## SUPPLIED TEXT
__________

FTC Restricts Debt Settlers, Relies on Testimony of SBLS and QLS in Justifying Ruling

August 05, 2010

Debt Scam Ad
The radio and television are filled with slick ads offering to pay off
consumers’ credit card debt at half price in two to three years. Some
of these ads even suggest that the companies are part of a federal
bail-out program available only to financially strapped U.S. citizens.
In reality, these companies, called debt settlers, are well documented
scams that take in thousands of dollars from clients while catapulting
that customer’s debt into the stratosphere. So fraudulent are these
companies (which number over 2,000) that Attorneys General from 21
states, including New York, have filed 128 suits against them in the
last five years. Such state policing efforts have brought attention to
the problem, but done little to stop the growing industry. Indeed, a
state can only ban a debt settler from operating within its borders,
leaving an endless source of potential victims for the debt settler to
rip off in the remaining 49 states.

In August 2009, the Federal Trade Commission proposed a rule to ban debt settlers nationwide. Queens Legal Services and South Brooklyn Legal Services were two of the three legal service offices that commented in support of the proposed rule. In November 2009, Johnson Tyler of SBLS was one of a handful of consumer advocates invited to a public hearing by the FTC to discuss the proposed rule. The forum was dominated by debt settlement owners and lobbyists. In July 2010, the FTC published its final rule that effectively bans the industry. In its 186 page justification for its severe action, the FTC cites QLS and SBLS thirty seven (37) times, an extraordinary contribution when one considers that the FTC had 321 written comments from which to choose. Legal Services NYC-Bronx and Manhattan Legal Services also contributed to the ruling by identifying debt settlement victims whose stories could be told.

__________

## PROBLEMS TO WORK ON
1. Render this sentence from the article on the FTC debt settlement rule in Spanish: "In July 2010, the FTC published its final rule that effectively bans the industry."
2. Carry on the article about the FTC debt settlement rule, starting after its last sentence.
The lines that follow are separate material and are not part of the article on the FTC debt settlement rule.

## SUPPLIED INFORMATION
__________

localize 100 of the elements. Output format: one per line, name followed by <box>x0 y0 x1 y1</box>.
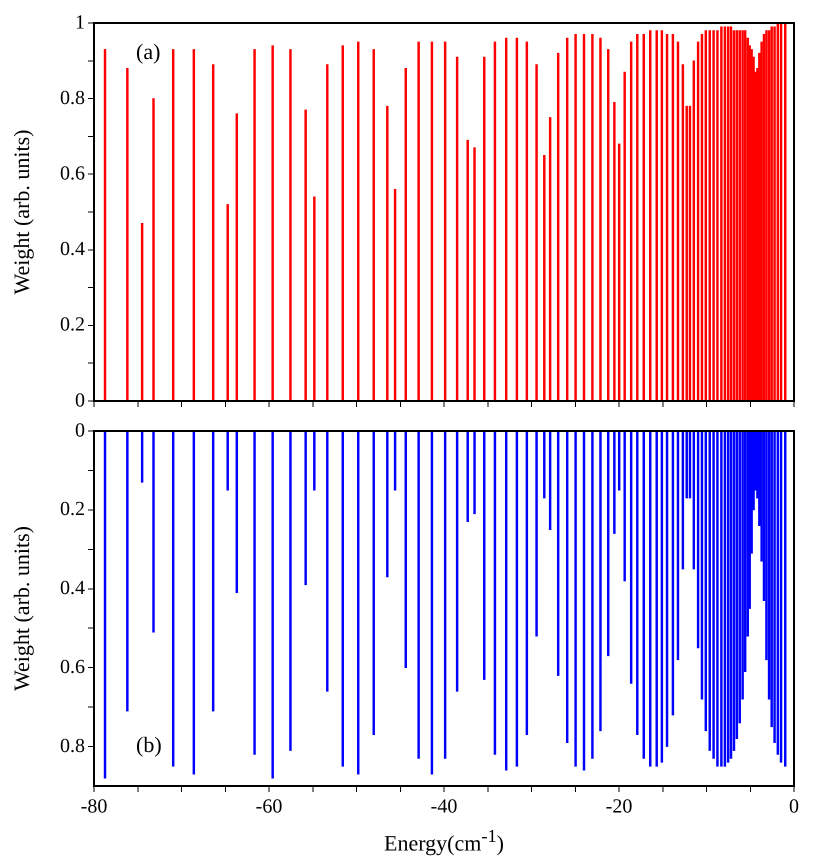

__________

## RESPONSES BY TASK
1. En julio de 2010, la FTC publicó su norma definitiva, que en la práctica prohíbe esta industria.

2.
From an July 29th New York Times article ("New Restrictions Places on Debt Settlement Companies"):

The rules, which will take effect in the fall, prohibit companies from
charging a fee before they settle or reduce a customer’s credit card or
unsecured debt. The rules also require that the companies set up
dedicated accounts for debt relief payments by consumers and disclose
how long the debt-reduction efforts will take, what they will cost and
the potentially negative consequences that could occur.

“Too many of these companies pick the last dollar out of consumers’
pocket and, far from leaving them better off, push them deeper into
debt, even bankruptcy,” Jon Leibowitz, chairman of the F.T.C., said in
a statement announcing the regulations.

“This rule will stop companies who offer consumers false promises of
reducing credit card debts by half or more in exchange for large,
upfront fees,” he said.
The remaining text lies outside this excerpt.